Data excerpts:
/---
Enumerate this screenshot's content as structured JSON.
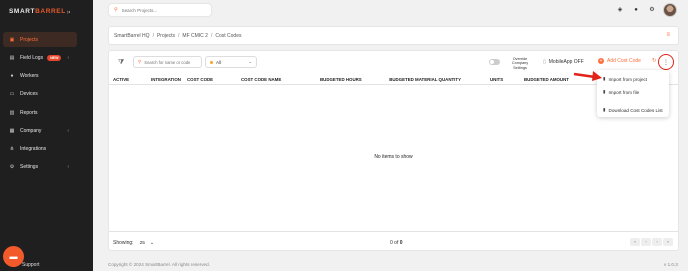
{
  "brand": {
    "logo_part1": "SMART",
    "logo_part2": "BARREL"
  },
  "sidebar": {
    "items": [
      {
        "label": "Projects",
        "icon": "folder-icon"
      },
      {
        "label": "Field Logs",
        "icon": "clipboard-icon",
        "badge": "NEW"
      },
      {
        "label": "Workers",
        "icon": "user-icon"
      },
      {
        "label": "Devices",
        "icon": "device-icon"
      },
      {
        "label": "Reports",
        "icon": "chart-icon"
      },
      {
        "label": "Company",
        "icon": "building-icon"
      },
      {
        "label": "Integrations",
        "icon": "integrations-icon"
      },
      {
        "label": "Settings",
        "icon": "gear-icon"
      }
    ],
    "support_label": "Support"
  },
  "top": {
    "search_placeholder": "Search Projects..."
  },
  "breadcrumb": [
    "SmartBarrel HQ",
    "Projects",
    "MF CMIC 2",
    "Cost Codes"
  ],
  "toolbar": {
    "search_placeholder": "Search for name or code",
    "filter_value": "All",
    "override_label": "Override Company Settings",
    "mobile_app_label": "MobileApp OFF",
    "add_label": "Add Cost Code"
  },
  "table": {
    "columns": [
      "ACTIVE",
      "INTEGRATION",
      "COST CODE",
      "COST CODE NAME",
      "BUDGETED HOURS",
      "BUDGETED MATERIAL QUANTITY",
      "UNITS",
      "BUDGETED AMOUNT"
    ],
    "empty_message": "No items to show"
  },
  "menu": {
    "items": [
      "Import from project",
      "Import from file",
      "Download Cost Codes List"
    ]
  },
  "footer": {
    "showing_label": "Showing:",
    "page_size": "25",
    "count_prefix": "0 of ",
    "count_total": "0"
  },
  "copyright": "Copyright © 2024 SmartBarrel. All rights reserved.",
  "version": "v 1.0.3",
  "colors": {
    "accent": "#ff6e3a",
    "sidebar_bg": "#1f1f1f",
    "highlight_red": "#e2231a"
  }
}
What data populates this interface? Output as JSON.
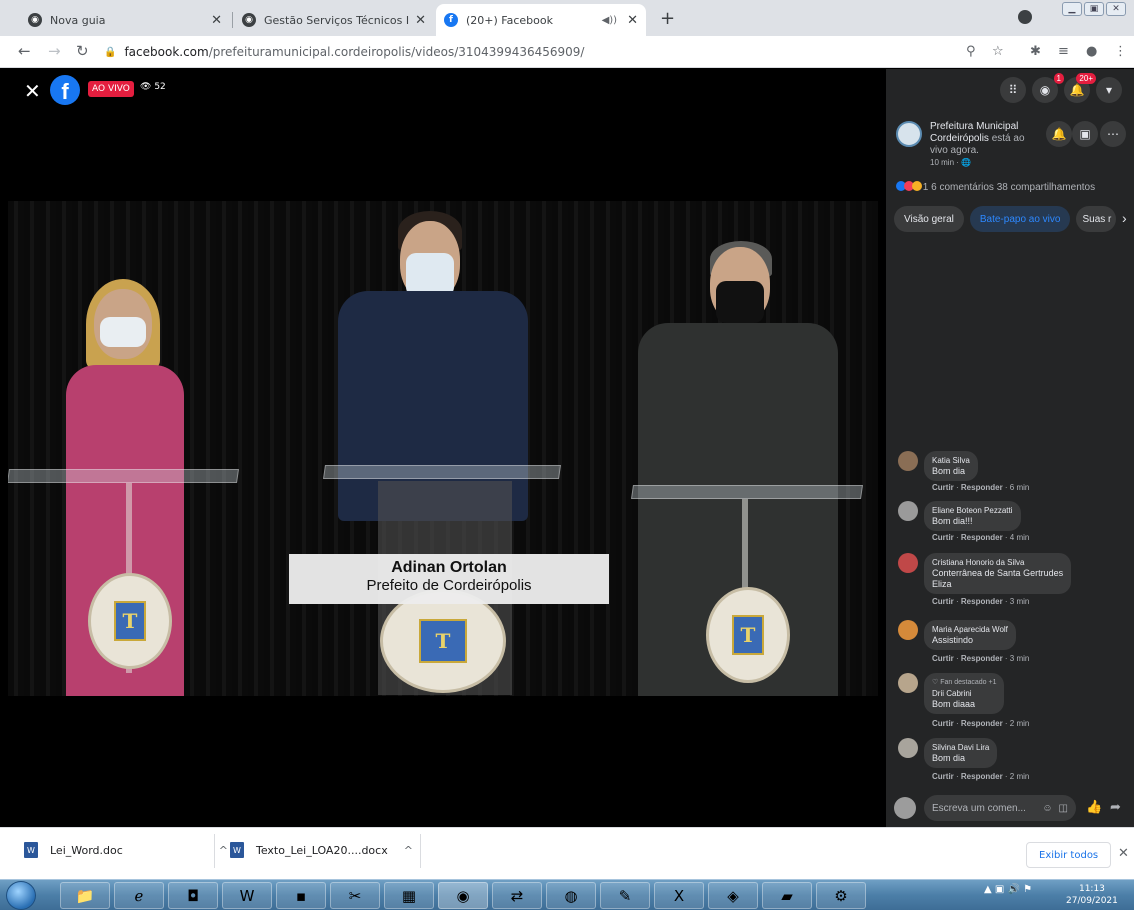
{
  "browser": {
    "tabs": [
      {
        "label": "Nova guia",
        "active": false
      },
      {
        "label": "Gestão Serviços Técnicos IBNS",
        "active": false
      },
      {
        "label": "(20+) Facebook",
        "active": true
      }
    ],
    "url_host": "facebook.com",
    "url_path": "/prefeituramunicipal.cordeiropolis/videos/3104399436456909/"
  },
  "video": {
    "live_label": "AO VIVO",
    "viewer_count": "52",
    "lower_third_name": "Adinan Ortolan",
    "lower_third_role": "Prefeito de Cordeirópolis"
  },
  "header_icons": {
    "messenger_badge": "1",
    "notifications_badge": "20+"
  },
  "post": {
    "page_name": "Prefeitura Municipal Cordeirópolis",
    "status": " está ao vivo agora.",
    "time": "10 min · ",
    "reaction_count": "1",
    "comments_text": "6 comentários",
    "shares_text": "38 compartilhamentos"
  },
  "panel_tabs": [
    "Visão geral",
    "Bate-papo ao vivo",
    "Suas r"
  ],
  "comments": [
    {
      "author": "Katia Silva",
      "fan_badge": "",
      "text": [
        "Bom dia"
      ],
      "like": "Curtir",
      "reply": "Responder",
      "time": "6 min"
    },
    {
      "author": "Eliane Boteon Pezzatti",
      "fan_badge": "",
      "text": [
        "Bom dia!!!"
      ],
      "like": "Curtir",
      "reply": "Responder",
      "time": "4 min"
    },
    {
      "author": "Cristiana Honorio da Silva",
      "fan_badge": "",
      "text": [
        "Conterrânea de Santa Gertrudes",
        "Eliza"
      ],
      "like": "Curtir",
      "reply": "Responder",
      "time": "3 min"
    },
    {
      "author": "Maria Aparecida Wolf",
      "fan_badge": "",
      "text": [
        "Assistindo"
      ],
      "like": "Curtir",
      "reply": "Responder",
      "time": "3 min"
    },
    {
      "author": "Drii Cabrini",
      "fan_badge": "Fan destacado +1",
      "text": [
        "Bom diaaa"
      ],
      "like": "Curtir",
      "reply": "Responder",
      "time": "2 min"
    },
    {
      "author": "Silvina Davi Lira",
      "fan_badge": "",
      "text": [
        "Bom dia"
      ],
      "like": "Curtir",
      "reply": "Responder",
      "time": "2 min"
    }
  ],
  "composer": {
    "placeholder": "Escreva um comen..."
  },
  "downloads": {
    "items": [
      "Lei_Word.doc",
      "Texto_Lei_LOA20....docx"
    ],
    "show_all": "Exibir todos"
  },
  "taskbar": {
    "time": "11:13",
    "date": "27/09/2021"
  },
  "colors": {
    "facebook_blue": "#1877f2",
    "live_red": "#e41e3f",
    "panel_bg": "#242526",
    "bubble_bg": "#3a3b3c"
  }
}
\---
_Instructions for the task_. Pictures stay out; reproduce every line of the records exactly.

_Output below_.
Enumerate this screenshot's content as structured JSON.
{
  "brand": {
    "logo_part1": "SMART",
    "logo_part2": "BARREL"
  },
  "sidebar": {
    "items": [
      {
        "label": "Projects",
        "icon": "folder-icon"
      },
      {
        "label": "Field Logs",
        "icon": "clipboard-icon",
        "badge": "NEW"
      },
      {
        "label": "Workers",
        "icon": "user-icon"
      },
      {
        "label": "Devices",
        "icon": "device-icon"
      },
      {
        "label": "Reports",
        "icon": "chart-icon"
      },
      {
        "label": "Company",
        "icon": "building-icon"
      },
      {
        "label": "Integrations",
        "icon": "integrations-icon"
      },
      {
        "label": "Settings",
        "icon": "gear-icon"
      }
    ],
    "support_label": "Support"
  },
  "top": {
    "search_placeholder": "Search Projects..."
  },
  "breadcrumb": [
    "SmartBarrel HQ",
    "Projects",
    "MF CMIC 2",
    "Cost Codes"
  ],
  "toolbar": {
    "search_placeholder": "Search for name or code",
    "filter_value": "All",
    "override_label": "Override Company Settings",
    "mobile_app_label": "MobileApp OFF",
    "add_label": "Add Cost Code"
  },
  "table": {
    "columns": [
      "ACTIVE",
      "INTEGRATION",
      "COST CODE",
      "COST CODE NAME",
      "BUDGETED HOURS",
      "BUDGETED MATERIAL QUANTITY",
      "UNITS",
      "BUDGETED AMOUNT"
    ],
    "empty_message": "No items to show"
  },
  "menu": {
    "items": [
      "Import from project",
      "Import from file",
      "Download Cost Codes List"
    ]
  },
  "footer": {
    "showing_label": "Showing:",
    "page_size": "25",
    "count_prefix": "0 of ",
    "count_total": "0"
  },
  "copyright": "Copyright © 2024 SmartBarrel. All rights reserved.",
  "version": "v 1.0.3",
  "colors": {
    "accent": "#ff6e3a",
    "sidebar_bg": "#1f1f1f",
    "highlight_red": "#e2231a"
  }
}
What data populates this interface? Output as JSON.
{
  "browser": {
    "tabs": [
      {
        "label": "Nova guia",
        "active": false
      },
      {
        "label": "Gestão Serviços Técnicos IBNS",
        "active": false
      },
      {
        "label": "(20+) Facebook",
        "active": true
      }
    ],
    "url_host": "facebook.com",
    "url_path": "/prefeituramunicipal.cordeiropolis/videos/3104399436456909/"
  },
  "video": {
    "live_label": "AO VIVO",
    "viewer_count": "52",
    "lower_third_name": "Adinan Ortolan",
    "lower_third_role": "Prefeito de Cordeirópolis"
  },
  "header_icons": {
    "messenger_badge": "1",
    "notifications_badge": "20+"
  },
  "post": {
    "page_name": "Prefeitura Municipal Cordeirópolis",
    "status": " está ao vivo agora.",
    "time": "10 min · ",
    "reaction_count": "1",
    "comments_text": "6 comentários",
    "shares_text": "38 compartilhamentos"
  },
  "panel_tabs": [
    "Visão geral",
    "Bate-papo ao vivo",
    "Suas r"
  ],
  "comments": [
    {
      "author": "Katia Silva",
      "fan_badge": "",
      "text": [
        "Bom dia"
      ],
      "like": "Curtir",
      "reply": "Responder",
      "time": "6 min"
    },
    {
      "author": "Eliane Boteon Pezzatti",
      "fan_badge": "",
      "text": [
        "Bom dia!!!"
      ],
      "like": "Curtir",
      "reply": "Responder",
      "time": "4 min"
    },
    {
      "author": "Cristiana Honorio da Silva",
      "fan_badge": "",
      "text": [
        "Conterrânea de Santa Gertrudes",
        "Eliza"
      ],
      "like": "Curtir",
      "reply": "Responder",
      "time": "3 min"
    },
    {
      "author": "Maria Aparecida Wolf",
      "fan_badge": "",
      "text": [
        "Assistindo"
      ],
      "like": "Curtir",
      "reply": "Responder",
      "time": "3 min"
    },
    {
      "author": "Drii Cabrini",
      "fan_badge": "Fan destacado +1",
      "text": [
        "Bom diaaa"
      ],
      "like": "Curtir",
      "reply": "Responder",
      "time": "2 min"
    },
    {
      "author": "Silvina Davi Lira",
      "fan_badge": "",
      "text": [
        "Bom dia"
      ],
      "like": "Curtir",
      "reply": "Responder",
      "time": "2 min"
    }
  ],
  "composer": {
    "placeholder": "Escreva um comen..."
  },
  "downloads": {
    "items": [
      "Lei_Word.doc",
      "Texto_Lei_LOA20....docx"
    ],
    "show_all": "Exibir todos"
  },
  "taskbar": {
    "time": "11:13",
    "date": "27/09/2021"
  },
  "colors": {
    "facebook_blue": "#1877f2",
    "live_red": "#e41e3f",
    "panel_bg": "#242526",
    "bubble_bg": "#3a3b3c"
  }
}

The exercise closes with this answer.